◆ **Information provided**
********

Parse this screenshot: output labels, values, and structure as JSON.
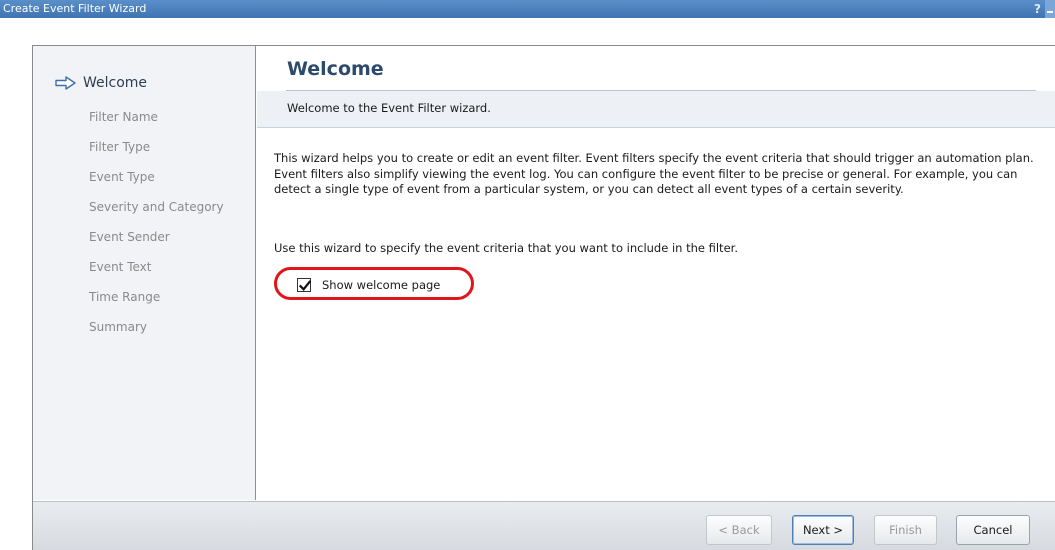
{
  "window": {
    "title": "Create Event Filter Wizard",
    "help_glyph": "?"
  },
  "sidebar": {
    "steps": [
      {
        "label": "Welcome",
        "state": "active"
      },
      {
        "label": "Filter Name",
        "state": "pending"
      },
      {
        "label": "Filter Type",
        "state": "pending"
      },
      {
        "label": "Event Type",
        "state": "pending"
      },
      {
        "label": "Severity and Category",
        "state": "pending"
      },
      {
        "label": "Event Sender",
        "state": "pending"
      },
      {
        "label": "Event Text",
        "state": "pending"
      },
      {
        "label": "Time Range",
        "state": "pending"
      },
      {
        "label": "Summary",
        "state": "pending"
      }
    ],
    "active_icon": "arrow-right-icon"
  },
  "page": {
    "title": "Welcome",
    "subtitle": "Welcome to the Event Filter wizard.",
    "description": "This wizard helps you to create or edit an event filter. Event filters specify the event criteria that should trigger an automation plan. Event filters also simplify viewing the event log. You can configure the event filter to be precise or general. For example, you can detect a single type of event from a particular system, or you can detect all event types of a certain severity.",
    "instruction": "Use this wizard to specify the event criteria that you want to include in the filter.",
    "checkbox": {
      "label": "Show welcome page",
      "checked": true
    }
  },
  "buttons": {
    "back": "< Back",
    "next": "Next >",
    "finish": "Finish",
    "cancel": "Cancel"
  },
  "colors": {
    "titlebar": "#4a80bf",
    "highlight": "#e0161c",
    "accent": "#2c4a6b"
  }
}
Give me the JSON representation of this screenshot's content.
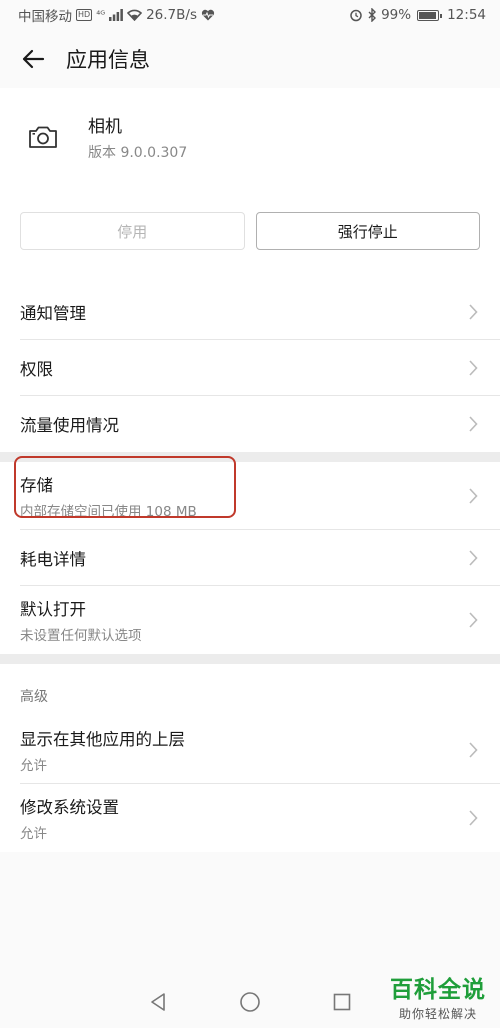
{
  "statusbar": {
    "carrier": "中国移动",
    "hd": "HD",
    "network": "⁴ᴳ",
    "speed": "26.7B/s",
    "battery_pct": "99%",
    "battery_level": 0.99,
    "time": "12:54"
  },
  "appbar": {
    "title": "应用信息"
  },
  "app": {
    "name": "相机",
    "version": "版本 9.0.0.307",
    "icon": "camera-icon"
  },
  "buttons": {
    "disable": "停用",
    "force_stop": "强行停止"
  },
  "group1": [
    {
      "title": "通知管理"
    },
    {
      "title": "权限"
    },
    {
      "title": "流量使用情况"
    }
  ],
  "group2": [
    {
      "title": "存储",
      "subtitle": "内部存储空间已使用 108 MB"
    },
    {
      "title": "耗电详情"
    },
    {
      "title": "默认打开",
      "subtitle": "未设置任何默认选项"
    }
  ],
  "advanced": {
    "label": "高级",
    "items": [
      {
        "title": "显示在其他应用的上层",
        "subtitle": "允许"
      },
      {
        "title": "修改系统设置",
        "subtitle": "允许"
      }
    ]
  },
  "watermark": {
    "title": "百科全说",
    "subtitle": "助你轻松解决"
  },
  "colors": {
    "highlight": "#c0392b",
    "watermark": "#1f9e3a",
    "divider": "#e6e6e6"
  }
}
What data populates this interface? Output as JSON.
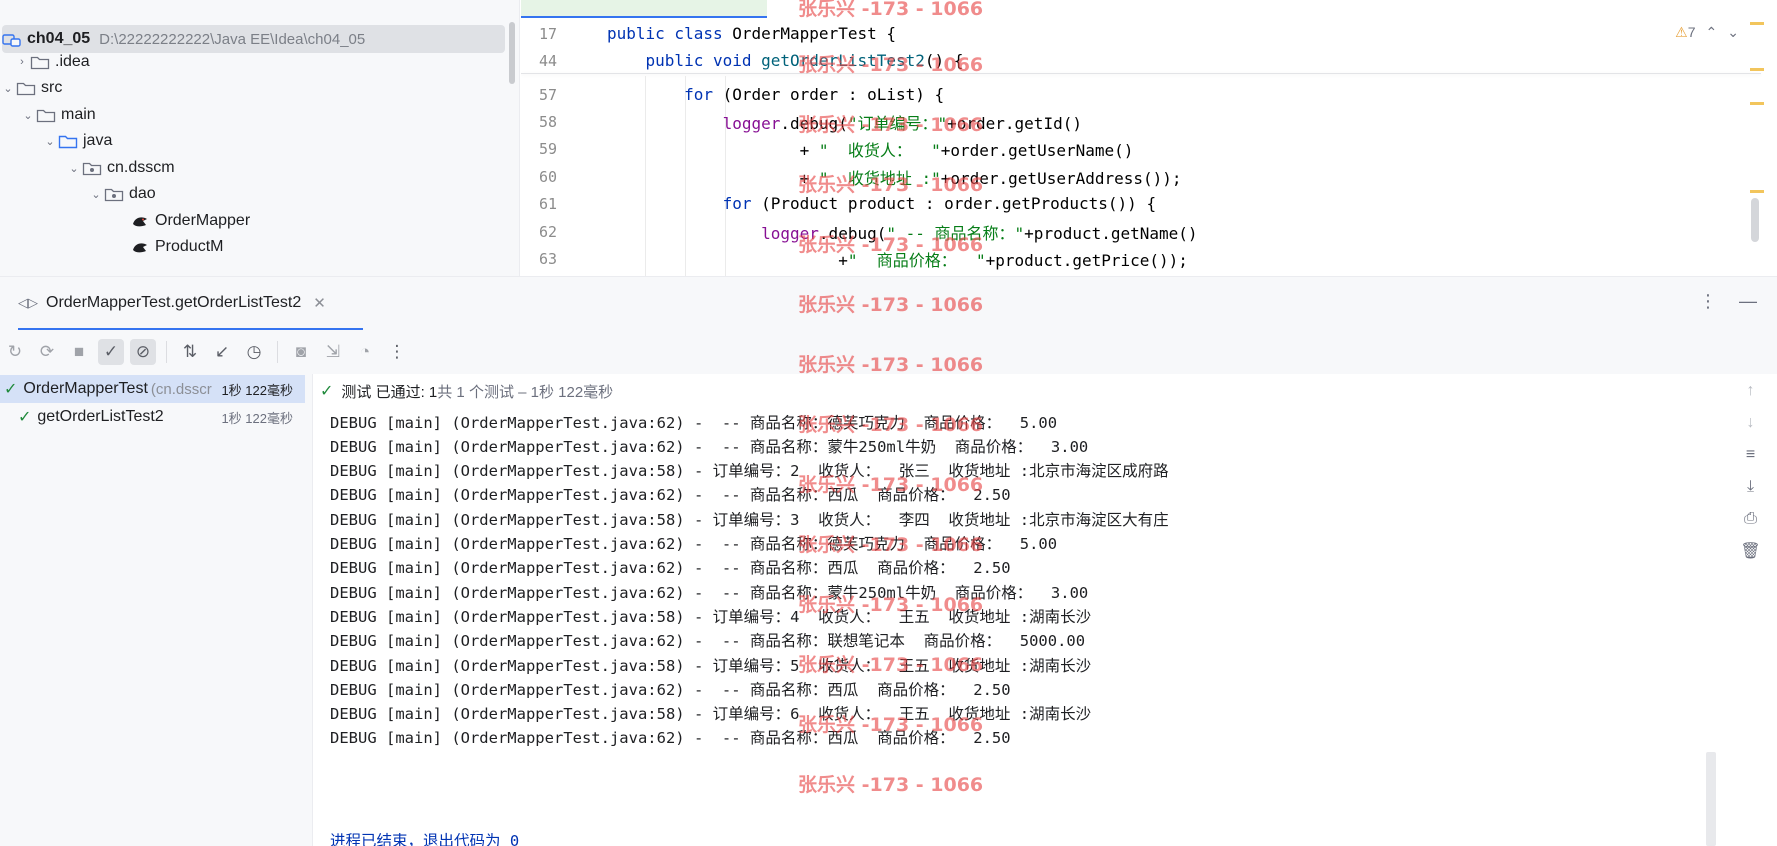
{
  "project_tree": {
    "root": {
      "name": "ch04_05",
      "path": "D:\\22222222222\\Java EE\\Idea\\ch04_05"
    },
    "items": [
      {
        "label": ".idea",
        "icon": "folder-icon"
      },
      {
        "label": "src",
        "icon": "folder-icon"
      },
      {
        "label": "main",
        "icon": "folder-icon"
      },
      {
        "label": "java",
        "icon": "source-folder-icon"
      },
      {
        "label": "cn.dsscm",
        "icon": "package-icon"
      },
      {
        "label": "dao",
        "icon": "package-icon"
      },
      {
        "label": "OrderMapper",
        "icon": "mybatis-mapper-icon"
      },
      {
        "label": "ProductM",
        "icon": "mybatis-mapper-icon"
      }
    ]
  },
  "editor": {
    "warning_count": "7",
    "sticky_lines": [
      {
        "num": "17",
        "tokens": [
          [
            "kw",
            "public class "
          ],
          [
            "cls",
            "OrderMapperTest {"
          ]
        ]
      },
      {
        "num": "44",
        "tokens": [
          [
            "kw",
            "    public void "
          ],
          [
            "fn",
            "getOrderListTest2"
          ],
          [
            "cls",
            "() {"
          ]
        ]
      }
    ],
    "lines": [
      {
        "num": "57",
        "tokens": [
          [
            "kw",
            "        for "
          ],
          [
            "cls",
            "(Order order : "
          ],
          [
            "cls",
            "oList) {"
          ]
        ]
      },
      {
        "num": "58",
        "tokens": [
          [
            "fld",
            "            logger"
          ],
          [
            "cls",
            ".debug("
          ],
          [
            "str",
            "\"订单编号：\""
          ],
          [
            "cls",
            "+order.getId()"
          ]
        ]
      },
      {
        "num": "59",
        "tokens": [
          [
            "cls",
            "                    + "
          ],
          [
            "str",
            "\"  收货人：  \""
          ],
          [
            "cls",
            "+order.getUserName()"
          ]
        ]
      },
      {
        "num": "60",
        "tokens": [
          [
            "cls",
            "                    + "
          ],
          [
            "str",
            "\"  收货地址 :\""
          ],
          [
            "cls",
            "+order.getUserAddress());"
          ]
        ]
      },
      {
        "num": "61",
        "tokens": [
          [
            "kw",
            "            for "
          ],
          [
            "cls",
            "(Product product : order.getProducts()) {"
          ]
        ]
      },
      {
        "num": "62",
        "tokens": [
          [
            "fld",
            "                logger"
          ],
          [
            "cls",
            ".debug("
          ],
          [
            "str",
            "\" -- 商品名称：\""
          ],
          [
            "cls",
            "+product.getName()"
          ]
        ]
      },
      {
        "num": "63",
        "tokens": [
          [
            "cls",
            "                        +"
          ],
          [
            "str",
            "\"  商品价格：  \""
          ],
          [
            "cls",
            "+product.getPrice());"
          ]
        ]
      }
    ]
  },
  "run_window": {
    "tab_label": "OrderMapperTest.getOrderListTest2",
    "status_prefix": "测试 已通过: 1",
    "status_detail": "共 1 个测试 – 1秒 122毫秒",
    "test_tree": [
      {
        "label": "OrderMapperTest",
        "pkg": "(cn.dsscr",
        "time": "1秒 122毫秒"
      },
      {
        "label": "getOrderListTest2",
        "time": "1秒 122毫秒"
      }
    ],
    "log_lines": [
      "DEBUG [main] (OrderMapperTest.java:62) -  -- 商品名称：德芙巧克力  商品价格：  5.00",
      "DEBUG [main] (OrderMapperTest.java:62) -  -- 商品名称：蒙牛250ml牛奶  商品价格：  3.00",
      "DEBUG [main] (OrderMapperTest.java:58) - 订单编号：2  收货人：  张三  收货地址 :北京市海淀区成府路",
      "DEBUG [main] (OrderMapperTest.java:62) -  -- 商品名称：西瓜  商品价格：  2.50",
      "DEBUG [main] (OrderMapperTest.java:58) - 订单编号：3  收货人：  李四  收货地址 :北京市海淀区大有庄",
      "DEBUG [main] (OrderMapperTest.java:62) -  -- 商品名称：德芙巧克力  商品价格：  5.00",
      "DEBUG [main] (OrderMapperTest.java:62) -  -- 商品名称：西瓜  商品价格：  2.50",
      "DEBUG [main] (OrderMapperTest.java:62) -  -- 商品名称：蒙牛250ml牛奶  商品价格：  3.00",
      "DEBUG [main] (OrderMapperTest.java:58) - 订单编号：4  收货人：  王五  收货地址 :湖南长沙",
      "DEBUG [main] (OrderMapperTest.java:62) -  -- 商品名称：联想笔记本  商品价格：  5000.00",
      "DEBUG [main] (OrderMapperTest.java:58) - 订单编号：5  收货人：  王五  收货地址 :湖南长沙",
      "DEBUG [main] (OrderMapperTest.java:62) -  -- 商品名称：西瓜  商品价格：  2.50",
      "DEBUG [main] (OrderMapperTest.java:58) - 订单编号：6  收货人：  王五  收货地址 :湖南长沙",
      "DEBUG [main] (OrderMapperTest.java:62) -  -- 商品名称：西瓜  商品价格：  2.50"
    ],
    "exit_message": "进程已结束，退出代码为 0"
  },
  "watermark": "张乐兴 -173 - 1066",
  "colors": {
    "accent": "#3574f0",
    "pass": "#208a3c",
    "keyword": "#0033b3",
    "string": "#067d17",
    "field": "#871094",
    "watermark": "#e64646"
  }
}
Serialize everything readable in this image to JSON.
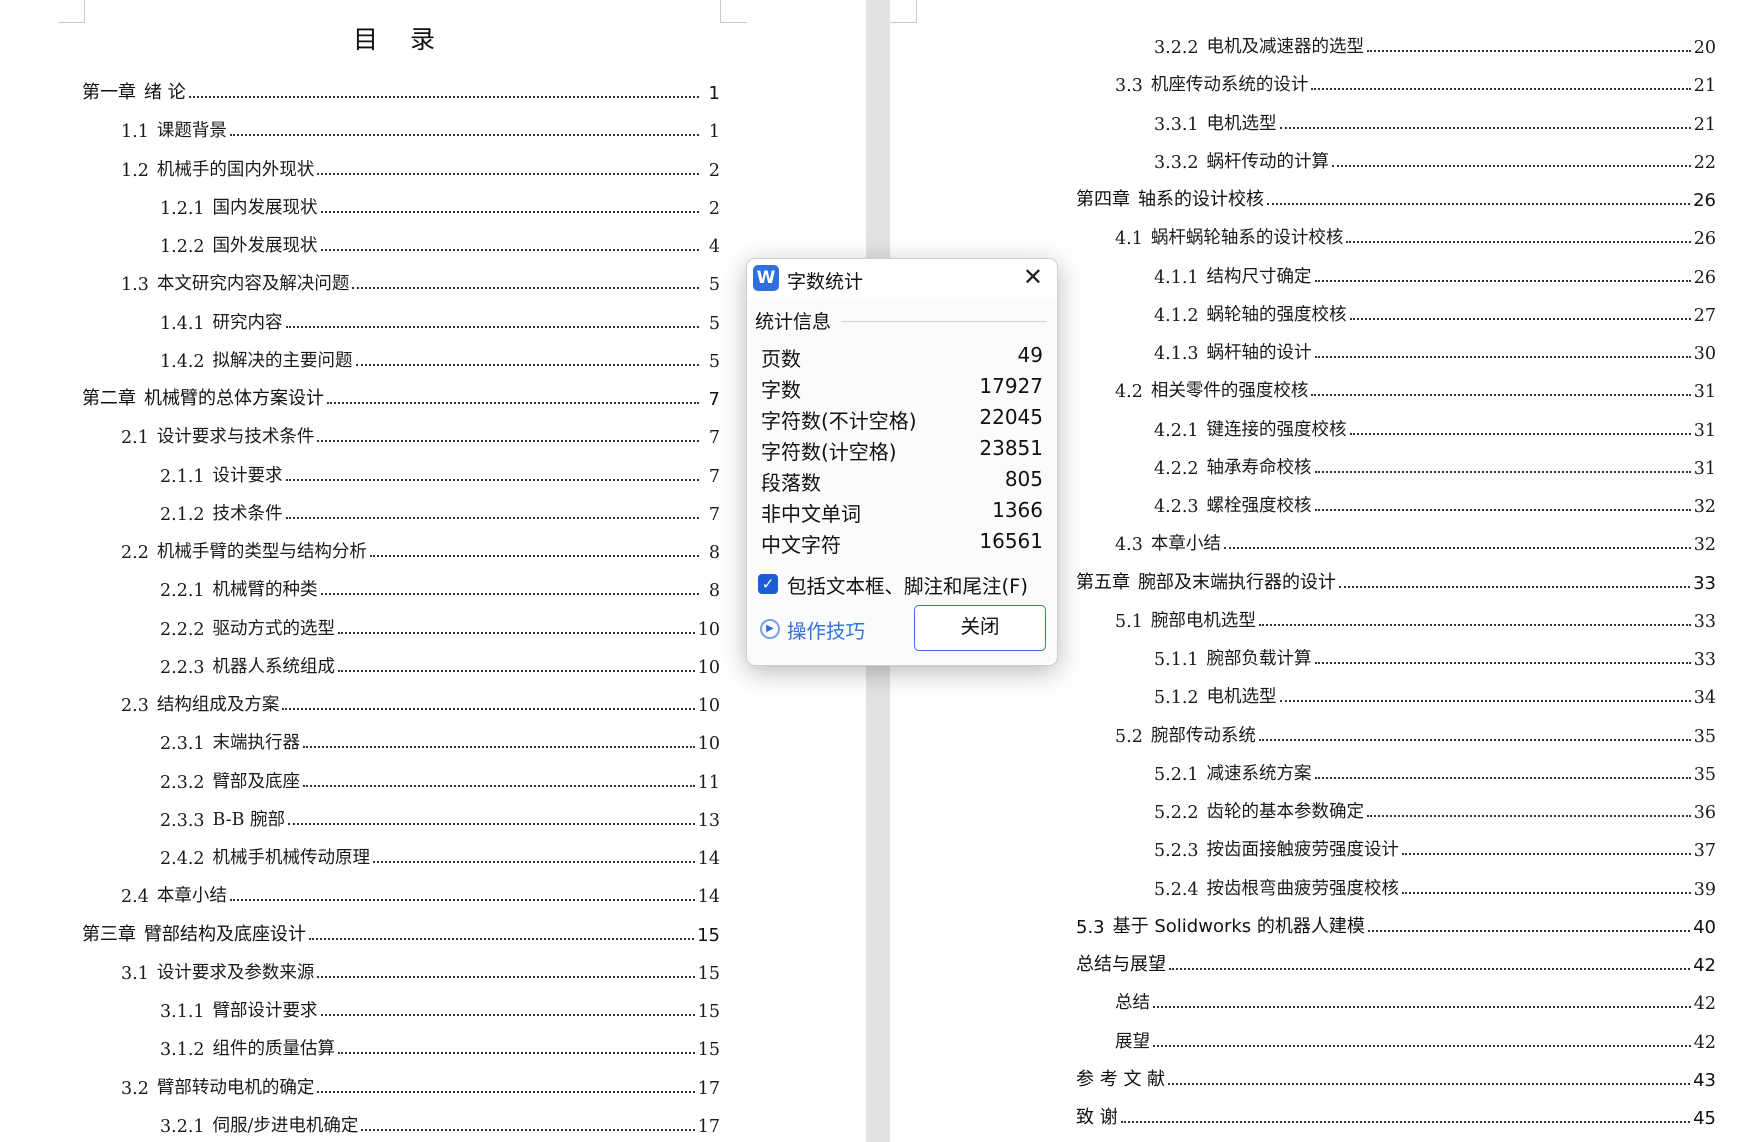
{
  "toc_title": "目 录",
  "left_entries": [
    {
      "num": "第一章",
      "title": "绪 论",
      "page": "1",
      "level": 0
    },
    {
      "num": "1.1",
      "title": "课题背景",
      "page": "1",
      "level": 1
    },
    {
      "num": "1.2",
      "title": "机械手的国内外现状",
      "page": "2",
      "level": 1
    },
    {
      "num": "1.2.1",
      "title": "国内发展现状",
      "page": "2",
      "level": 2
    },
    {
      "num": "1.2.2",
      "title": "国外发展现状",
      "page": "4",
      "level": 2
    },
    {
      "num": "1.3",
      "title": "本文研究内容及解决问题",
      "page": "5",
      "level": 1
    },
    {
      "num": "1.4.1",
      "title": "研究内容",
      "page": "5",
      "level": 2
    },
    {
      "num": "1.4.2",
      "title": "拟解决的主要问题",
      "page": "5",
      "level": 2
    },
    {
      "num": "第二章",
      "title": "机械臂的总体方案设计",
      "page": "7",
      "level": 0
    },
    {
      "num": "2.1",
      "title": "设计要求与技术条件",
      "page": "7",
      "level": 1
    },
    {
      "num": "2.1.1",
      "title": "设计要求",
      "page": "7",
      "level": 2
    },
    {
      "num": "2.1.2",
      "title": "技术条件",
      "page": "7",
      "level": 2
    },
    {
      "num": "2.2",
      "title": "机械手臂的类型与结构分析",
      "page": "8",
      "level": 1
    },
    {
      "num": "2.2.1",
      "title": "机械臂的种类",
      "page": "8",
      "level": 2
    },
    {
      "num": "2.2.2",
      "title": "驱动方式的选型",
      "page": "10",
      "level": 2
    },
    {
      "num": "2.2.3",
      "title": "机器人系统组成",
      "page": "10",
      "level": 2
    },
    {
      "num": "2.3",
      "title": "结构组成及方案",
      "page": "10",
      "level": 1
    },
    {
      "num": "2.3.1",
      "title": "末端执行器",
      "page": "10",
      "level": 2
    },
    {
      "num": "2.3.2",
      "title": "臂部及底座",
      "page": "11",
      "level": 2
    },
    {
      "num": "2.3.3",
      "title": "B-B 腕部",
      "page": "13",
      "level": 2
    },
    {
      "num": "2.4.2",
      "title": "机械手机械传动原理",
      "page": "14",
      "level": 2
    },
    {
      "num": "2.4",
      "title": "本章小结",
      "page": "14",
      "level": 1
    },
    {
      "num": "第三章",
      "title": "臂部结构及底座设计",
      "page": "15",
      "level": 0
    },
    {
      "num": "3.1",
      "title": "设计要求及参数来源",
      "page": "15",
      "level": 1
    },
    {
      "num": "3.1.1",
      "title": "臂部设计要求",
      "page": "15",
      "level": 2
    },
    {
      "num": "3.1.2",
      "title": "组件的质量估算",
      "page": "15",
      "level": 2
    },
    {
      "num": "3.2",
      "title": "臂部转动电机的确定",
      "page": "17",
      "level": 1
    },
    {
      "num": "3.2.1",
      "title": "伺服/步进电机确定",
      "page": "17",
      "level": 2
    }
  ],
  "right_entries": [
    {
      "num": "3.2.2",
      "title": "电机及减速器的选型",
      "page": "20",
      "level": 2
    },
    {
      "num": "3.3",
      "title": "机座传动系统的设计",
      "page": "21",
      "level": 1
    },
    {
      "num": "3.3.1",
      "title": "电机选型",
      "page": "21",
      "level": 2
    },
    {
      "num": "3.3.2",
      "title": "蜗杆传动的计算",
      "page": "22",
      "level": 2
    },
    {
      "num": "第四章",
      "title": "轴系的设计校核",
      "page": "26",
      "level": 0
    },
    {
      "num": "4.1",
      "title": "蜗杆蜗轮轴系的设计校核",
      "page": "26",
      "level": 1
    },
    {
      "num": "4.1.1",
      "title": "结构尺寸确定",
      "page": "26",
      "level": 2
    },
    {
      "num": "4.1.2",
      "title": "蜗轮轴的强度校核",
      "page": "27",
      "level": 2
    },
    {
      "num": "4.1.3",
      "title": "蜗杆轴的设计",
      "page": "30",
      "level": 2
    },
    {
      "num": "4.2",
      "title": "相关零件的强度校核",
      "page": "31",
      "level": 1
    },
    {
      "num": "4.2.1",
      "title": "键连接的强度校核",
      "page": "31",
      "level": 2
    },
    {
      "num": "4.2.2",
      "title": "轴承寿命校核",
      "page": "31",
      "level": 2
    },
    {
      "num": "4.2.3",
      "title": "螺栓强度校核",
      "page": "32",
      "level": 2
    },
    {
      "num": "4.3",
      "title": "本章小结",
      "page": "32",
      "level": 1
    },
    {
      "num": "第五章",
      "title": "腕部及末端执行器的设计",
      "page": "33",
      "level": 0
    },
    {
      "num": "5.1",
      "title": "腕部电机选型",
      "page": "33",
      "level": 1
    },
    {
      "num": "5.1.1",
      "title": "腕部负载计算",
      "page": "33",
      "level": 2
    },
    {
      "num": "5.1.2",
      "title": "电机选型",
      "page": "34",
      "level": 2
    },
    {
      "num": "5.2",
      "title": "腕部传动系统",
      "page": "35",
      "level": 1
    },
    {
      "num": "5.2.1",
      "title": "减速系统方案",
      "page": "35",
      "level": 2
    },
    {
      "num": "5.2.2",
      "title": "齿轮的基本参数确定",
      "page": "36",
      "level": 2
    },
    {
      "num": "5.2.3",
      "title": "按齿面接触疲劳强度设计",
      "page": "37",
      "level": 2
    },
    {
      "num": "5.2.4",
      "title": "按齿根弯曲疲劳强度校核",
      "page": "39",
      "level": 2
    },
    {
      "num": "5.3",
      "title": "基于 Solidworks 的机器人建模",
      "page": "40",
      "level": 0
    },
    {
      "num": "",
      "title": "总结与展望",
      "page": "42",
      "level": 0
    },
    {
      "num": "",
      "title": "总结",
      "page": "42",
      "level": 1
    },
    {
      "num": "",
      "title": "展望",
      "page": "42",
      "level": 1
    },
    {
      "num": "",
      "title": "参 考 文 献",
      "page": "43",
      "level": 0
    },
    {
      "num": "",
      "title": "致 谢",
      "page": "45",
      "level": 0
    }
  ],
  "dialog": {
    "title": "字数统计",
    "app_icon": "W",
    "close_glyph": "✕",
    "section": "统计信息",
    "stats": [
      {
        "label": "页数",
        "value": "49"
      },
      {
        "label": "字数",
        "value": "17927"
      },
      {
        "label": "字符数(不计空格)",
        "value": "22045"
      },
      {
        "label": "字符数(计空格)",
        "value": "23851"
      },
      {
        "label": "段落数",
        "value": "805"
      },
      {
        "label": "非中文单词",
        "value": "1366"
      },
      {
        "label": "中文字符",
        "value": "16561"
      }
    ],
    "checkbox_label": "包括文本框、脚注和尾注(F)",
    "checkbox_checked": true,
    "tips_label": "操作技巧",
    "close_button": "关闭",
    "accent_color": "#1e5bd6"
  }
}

********

◆ **Work instructions**
For the entries above, state how many lines contain the word "true". Provide the number by itself.

◆ **The response**
2